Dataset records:
------------

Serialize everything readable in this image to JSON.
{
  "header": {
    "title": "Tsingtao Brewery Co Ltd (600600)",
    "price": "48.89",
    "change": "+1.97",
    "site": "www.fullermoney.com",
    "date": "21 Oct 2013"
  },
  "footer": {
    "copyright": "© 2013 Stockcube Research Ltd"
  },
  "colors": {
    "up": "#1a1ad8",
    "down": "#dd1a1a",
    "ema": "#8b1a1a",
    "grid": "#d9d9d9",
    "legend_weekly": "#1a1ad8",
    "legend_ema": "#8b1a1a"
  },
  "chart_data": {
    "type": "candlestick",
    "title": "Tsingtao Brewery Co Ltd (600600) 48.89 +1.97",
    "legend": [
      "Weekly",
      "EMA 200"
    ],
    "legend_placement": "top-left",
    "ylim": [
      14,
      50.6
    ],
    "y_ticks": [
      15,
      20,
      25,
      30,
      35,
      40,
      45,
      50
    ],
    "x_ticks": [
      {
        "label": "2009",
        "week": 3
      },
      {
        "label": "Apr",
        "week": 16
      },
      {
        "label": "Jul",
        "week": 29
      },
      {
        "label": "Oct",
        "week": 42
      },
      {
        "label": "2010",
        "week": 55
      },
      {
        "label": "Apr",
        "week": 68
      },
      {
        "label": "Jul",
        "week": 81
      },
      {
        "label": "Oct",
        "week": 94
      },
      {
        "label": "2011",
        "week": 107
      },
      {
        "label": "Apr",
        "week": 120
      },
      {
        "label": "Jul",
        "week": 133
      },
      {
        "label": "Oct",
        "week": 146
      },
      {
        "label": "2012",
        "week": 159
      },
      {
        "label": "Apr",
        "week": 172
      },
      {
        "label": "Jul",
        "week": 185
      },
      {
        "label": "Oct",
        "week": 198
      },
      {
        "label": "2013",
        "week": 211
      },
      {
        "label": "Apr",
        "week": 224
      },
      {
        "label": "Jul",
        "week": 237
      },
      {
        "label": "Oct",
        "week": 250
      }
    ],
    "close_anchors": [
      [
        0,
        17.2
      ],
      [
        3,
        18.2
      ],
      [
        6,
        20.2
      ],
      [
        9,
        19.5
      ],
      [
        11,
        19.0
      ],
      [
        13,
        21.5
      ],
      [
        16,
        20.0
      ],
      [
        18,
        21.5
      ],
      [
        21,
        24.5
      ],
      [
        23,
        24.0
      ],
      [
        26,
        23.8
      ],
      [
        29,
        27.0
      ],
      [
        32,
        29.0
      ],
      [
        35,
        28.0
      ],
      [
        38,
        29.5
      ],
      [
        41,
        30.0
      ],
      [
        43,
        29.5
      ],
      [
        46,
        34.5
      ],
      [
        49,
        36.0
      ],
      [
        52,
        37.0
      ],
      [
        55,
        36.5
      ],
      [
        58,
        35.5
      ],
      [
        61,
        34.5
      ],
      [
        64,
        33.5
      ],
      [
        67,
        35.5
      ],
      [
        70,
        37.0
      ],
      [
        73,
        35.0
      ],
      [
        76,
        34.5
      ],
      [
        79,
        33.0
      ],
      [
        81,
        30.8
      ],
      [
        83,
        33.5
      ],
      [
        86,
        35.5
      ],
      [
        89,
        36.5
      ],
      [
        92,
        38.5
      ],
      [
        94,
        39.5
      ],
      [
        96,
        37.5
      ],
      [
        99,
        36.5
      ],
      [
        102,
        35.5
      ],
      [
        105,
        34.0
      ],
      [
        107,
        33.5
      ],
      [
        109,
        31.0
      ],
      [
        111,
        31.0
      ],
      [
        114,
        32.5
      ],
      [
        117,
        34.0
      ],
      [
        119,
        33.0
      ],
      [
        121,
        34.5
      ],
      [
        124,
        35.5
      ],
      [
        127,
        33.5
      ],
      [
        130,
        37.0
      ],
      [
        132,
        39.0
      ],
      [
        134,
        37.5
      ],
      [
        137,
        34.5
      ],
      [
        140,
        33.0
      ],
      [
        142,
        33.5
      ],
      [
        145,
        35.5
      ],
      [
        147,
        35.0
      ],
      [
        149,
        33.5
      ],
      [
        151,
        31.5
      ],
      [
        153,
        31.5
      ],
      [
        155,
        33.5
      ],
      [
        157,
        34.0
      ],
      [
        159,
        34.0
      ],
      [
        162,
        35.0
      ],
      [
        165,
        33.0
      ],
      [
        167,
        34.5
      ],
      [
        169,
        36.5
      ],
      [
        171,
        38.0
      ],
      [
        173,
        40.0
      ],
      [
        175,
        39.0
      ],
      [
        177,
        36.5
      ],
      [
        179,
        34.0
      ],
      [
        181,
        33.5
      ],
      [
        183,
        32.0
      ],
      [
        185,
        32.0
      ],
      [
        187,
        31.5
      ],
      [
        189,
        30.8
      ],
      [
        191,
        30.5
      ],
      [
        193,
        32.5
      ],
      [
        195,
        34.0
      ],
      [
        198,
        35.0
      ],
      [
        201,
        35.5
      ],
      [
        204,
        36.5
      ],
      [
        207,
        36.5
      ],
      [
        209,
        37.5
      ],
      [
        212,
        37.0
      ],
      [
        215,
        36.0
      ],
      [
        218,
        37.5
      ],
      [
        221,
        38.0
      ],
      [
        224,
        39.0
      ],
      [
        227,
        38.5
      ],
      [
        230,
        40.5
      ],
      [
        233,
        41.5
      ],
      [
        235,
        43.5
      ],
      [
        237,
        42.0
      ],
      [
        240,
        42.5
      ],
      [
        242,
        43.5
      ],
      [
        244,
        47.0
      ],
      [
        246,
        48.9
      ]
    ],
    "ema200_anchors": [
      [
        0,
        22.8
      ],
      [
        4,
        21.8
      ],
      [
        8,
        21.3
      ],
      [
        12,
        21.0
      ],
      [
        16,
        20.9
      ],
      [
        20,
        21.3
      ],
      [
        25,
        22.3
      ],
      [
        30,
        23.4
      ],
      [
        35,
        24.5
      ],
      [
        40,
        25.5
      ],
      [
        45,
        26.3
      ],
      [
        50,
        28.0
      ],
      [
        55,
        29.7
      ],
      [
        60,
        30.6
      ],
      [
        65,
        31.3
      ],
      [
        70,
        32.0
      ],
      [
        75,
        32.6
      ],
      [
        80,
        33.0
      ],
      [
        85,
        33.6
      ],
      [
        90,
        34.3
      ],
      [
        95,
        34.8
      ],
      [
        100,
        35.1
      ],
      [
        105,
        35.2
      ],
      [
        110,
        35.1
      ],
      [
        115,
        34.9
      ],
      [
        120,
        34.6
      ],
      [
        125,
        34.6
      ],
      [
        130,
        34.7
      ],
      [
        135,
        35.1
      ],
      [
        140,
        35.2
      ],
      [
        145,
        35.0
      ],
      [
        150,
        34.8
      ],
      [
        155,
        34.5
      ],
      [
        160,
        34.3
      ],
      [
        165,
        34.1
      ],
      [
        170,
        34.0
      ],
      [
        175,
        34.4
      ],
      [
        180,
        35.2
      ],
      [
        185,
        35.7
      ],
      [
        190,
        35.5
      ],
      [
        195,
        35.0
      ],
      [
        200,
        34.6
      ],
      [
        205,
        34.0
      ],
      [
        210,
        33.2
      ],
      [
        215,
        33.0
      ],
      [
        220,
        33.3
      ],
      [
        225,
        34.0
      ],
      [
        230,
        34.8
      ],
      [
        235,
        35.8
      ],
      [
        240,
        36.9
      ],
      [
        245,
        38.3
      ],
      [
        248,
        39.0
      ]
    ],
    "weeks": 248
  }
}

------------

=== TASK ===
Once more, set down the full listing, verbatim.

=== WRITTEN SOLUTION ===
Serialize everything readable in this image to JSON.
{
  "header": {
    "title": "Tsingtao Brewery Co Ltd (600600)",
    "price": "48.89",
    "change": "+1.97",
    "site": "www.fullermoney.com",
    "date": "21 Oct 2013"
  },
  "footer": {
    "copyright": "© 2013 Stockcube Research Ltd"
  },
  "colors": {
    "up": "#1a1ad8",
    "down": "#dd1a1a",
    "ema": "#8b1a1a",
    "grid": "#d9d9d9",
    "legend_weekly": "#1a1ad8",
    "legend_ema": "#8b1a1a"
  },
  "chart_data": {
    "type": "candlestick",
    "title": "Tsingtao Brewery Co Ltd (600600) 48.89 +1.97",
    "legend": [
      "Weekly",
      "EMA 200"
    ],
    "legend_placement": "top-left",
    "ylim": [
      14,
      50.6
    ],
    "y_ticks": [
      15,
      20,
      25,
      30,
      35,
      40,
      45,
      50
    ],
    "x_ticks": [
      {
        "label": "2009",
        "week": 3
      },
      {
        "label": "Apr",
        "week": 16
      },
      {
        "label": "Jul",
        "week": 29
      },
      {
        "label": "Oct",
        "week": 42
      },
      {
        "label": "2010",
        "week": 55
      },
      {
        "label": "Apr",
        "week": 68
      },
      {
        "label": "Jul",
        "week": 81
      },
      {
        "label": "Oct",
        "week": 94
      },
      {
        "label": "2011",
        "week": 107
      },
      {
        "label": "Apr",
        "week": 120
      },
      {
        "label": "Jul",
        "week": 133
      },
      {
        "label": "Oct",
        "week": 146
      },
      {
        "label": "2012",
        "week": 159
      },
      {
        "label": "Apr",
        "week": 172
      },
      {
        "label": "Jul",
        "week": 185
      },
      {
        "label": "Oct",
        "week": 198
      },
      {
        "label": "2013",
        "week": 211
      },
      {
        "label": "Apr",
        "week": 224
      },
      {
        "label": "Jul",
        "week": 237
      },
      {
        "label": "Oct",
        "week": 250
      }
    ],
    "close_anchors": [
      [
        0,
        17.2
      ],
      [
        3,
        18.2
      ],
      [
        6,
        20.2
      ],
      [
        9,
        19.5
      ],
      [
        11,
        19.0
      ],
      [
        13,
        21.5
      ],
      [
        16,
        20.0
      ],
      [
        18,
        21.5
      ],
      [
        21,
        24.5
      ],
      [
        23,
        24.0
      ],
      [
        26,
        23.8
      ],
      [
        29,
        27.0
      ],
      [
        32,
        29.0
      ],
      [
        35,
        28.0
      ],
      [
        38,
        29.5
      ],
      [
        41,
        30.0
      ],
      [
        43,
        29.5
      ],
      [
        46,
        34.5
      ],
      [
        49,
        36.0
      ],
      [
        52,
        37.0
      ],
      [
        55,
        36.5
      ],
      [
        58,
        35.5
      ],
      [
        61,
        34.5
      ],
      [
        64,
        33.5
      ],
      [
        67,
        35.5
      ],
      [
        70,
        37.0
      ],
      [
        73,
        35.0
      ],
      [
        76,
        34.5
      ],
      [
        79,
        33.0
      ],
      [
        81,
        30.8
      ],
      [
        83,
        33.5
      ],
      [
        86,
        35.5
      ],
      [
        89,
        36.5
      ],
      [
        92,
        38.5
      ],
      [
        94,
        39.5
      ],
      [
        96,
        37.5
      ],
      [
        99,
        36.5
      ],
      [
        102,
        35.5
      ],
      [
        105,
        34.0
      ],
      [
        107,
        33.5
      ],
      [
        109,
        31.0
      ],
      [
        111,
        31.0
      ],
      [
        114,
        32.5
      ],
      [
        117,
        34.0
      ],
      [
        119,
        33.0
      ],
      [
        121,
        34.5
      ],
      [
        124,
        35.5
      ],
      [
        127,
        33.5
      ],
      [
        130,
        37.0
      ],
      [
        132,
        39.0
      ],
      [
        134,
        37.5
      ],
      [
        137,
        34.5
      ],
      [
        140,
        33.0
      ],
      [
        142,
        33.5
      ],
      [
        145,
        35.5
      ],
      [
        147,
        35.0
      ],
      [
        149,
        33.5
      ],
      [
        151,
        31.5
      ],
      [
        153,
        31.5
      ],
      [
        155,
        33.5
      ],
      [
        157,
        34.0
      ],
      [
        159,
        34.0
      ],
      [
        162,
        35.0
      ],
      [
        165,
        33.0
      ],
      [
        167,
        34.5
      ],
      [
        169,
        36.5
      ],
      [
        171,
        38.0
      ],
      [
        173,
        40.0
      ],
      [
        175,
        39.0
      ],
      [
        177,
        36.5
      ],
      [
        179,
        34.0
      ],
      [
        181,
        33.5
      ],
      [
        183,
        32.0
      ],
      [
        185,
        32.0
      ],
      [
        187,
        31.5
      ],
      [
        189,
        30.8
      ],
      [
        191,
        30.5
      ],
      [
        193,
        32.5
      ],
      [
        195,
        34.0
      ],
      [
        198,
        35.0
      ],
      [
        201,
        35.5
      ],
      [
        204,
        36.5
      ],
      [
        207,
        36.5
      ],
      [
        209,
        37.5
      ],
      [
        212,
        37.0
      ],
      [
        215,
        36.0
      ],
      [
        218,
        37.5
      ],
      [
        221,
        38.0
      ],
      [
        224,
        39.0
      ],
      [
        227,
        38.5
      ],
      [
        230,
        40.5
      ],
      [
        233,
        41.5
      ],
      [
        235,
        43.5
      ],
      [
        237,
        42.0
      ],
      [
        240,
        42.5
      ],
      [
        242,
        43.5
      ],
      [
        244,
        47.0
      ],
      [
        246,
        48.9
      ]
    ],
    "ema200_anchors": [
      [
        0,
        22.8
      ],
      [
        4,
        21.8
      ],
      [
        8,
        21.3
      ],
      [
        12,
        21.0
      ],
      [
        16,
        20.9
      ],
      [
        20,
        21.3
      ],
      [
        25,
        22.3
      ],
      [
        30,
        23.4
      ],
      [
        35,
        24.5
      ],
      [
        40,
        25.5
      ],
      [
        45,
        26.3
      ],
      [
        50,
        28.0
      ],
      [
        55,
        29.7
      ],
      [
        60,
        30.6
      ],
      [
        65,
        31.3
      ],
      [
        70,
        32.0
      ],
      [
        75,
        32.6
      ],
      [
        80,
        33.0
      ],
      [
        85,
        33.6
      ],
      [
        90,
        34.3
      ],
      [
        95,
        34.8
      ],
      [
        100,
        35.1
      ],
      [
        105,
        35.2
      ],
      [
        110,
        35.1
      ],
      [
        115,
        34.9
      ],
      [
        120,
        34.6
      ],
      [
        125,
        34.6
      ],
      [
        130,
        34.7
      ],
      [
        135,
        35.1
      ],
      [
        140,
        35.2
      ],
      [
        145,
        35.0
      ],
      [
        150,
        34.8
      ],
      [
        155,
        34.5
      ],
      [
        160,
        34.3
      ],
      [
        165,
        34.1
      ],
      [
        170,
        34.0
      ],
      [
        175,
        34.4
      ],
      [
        180,
        35.2
      ],
      [
        185,
        35.7
      ],
      [
        190,
        35.5
      ],
      [
        195,
        35.0
      ],
      [
        200,
        34.6
      ],
      [
        205,
        34.0
      ],
      [
        210,
        33.2
      ],
      [
        215,
        33.0
      ],
      [
        220,
        33.3
      ],
      [
        225,
        34.0
      ],
      [
        230,
        34.8
      ],
      [
        235,
        35.8
      ],
      [
        240,
        36.9
      ],
      [
        245,
        38.3
      ],
      [
        248,
        39.0
      ]
    ],
    "weeks": 248
  }
}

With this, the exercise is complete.